What the task asks: Please print all of the material below, word for word.

Data section:
— begin —
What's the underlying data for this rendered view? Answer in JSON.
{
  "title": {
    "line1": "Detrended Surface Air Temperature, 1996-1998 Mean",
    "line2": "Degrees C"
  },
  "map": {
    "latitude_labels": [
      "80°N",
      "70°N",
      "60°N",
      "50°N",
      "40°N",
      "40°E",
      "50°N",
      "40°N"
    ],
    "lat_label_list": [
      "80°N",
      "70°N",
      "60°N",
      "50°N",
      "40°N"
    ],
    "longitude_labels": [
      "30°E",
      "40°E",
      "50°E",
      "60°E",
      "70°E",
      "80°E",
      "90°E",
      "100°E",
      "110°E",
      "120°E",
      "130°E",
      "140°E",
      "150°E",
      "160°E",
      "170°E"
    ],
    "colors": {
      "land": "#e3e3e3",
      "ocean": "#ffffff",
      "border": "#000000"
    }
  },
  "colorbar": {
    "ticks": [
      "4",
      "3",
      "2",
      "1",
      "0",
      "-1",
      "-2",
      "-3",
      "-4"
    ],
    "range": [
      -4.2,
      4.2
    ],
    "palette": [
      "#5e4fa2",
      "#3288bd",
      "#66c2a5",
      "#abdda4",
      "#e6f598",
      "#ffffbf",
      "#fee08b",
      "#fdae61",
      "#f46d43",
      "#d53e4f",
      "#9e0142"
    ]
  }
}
— end —
Output of the exercise:
What's the underlying data for this rendered view? Answer in JSON.
{
  "title": {
    "line1": "Detrended Surface Air Temperature, 1996-1998 Mean",
    "line2": "Degrees C"
  },
  "map": {
    "latitude_labels": [
      "80°N",
      "70°N",
      "60°N",
      "50°N",
      "40°N",
      "40°E",
      "50°N",
      "40°N"
    ],
    "lat_label_list": [
      "80°N",
      "70°N",
      "60°N",
      "50°N",
      "40°N"
    ],
    "longitude_labels": [
      "30°E",
      "40°E",
      "50°E",
      "60°E",
      "70°E",
      "80°E",
      "90°E",
      "100°E",
      "110°E",
      "120°E",
      "130°E",
      "140°E",
      "150°E",
      "160°E",
      "170°E"
    ],
    "colors": {
      "land": "#e3e3e3",
      "ocean": "#ffffff",
      "border": "#000000"
    }
  },
  "colorbar": {
    "ticks": [
      "4",
      "3",
      "2",
      "1",
      "0",
      "-1",
      "-2",
      "-3",
      "-4"
    ],
    "range": [
      -4.2,
      4.2
    ],
    "palette": [
      "#5e4fa2",
      "#3288bd",
      "#66c2a5",
      "#abdda4",
      "#e6f598",
      "#ffffbf",
      "#fee08b",
      "#fdae61",
      "#f46d43",
      "#d53e4f",
      "#9e0142"
    ]
  }
}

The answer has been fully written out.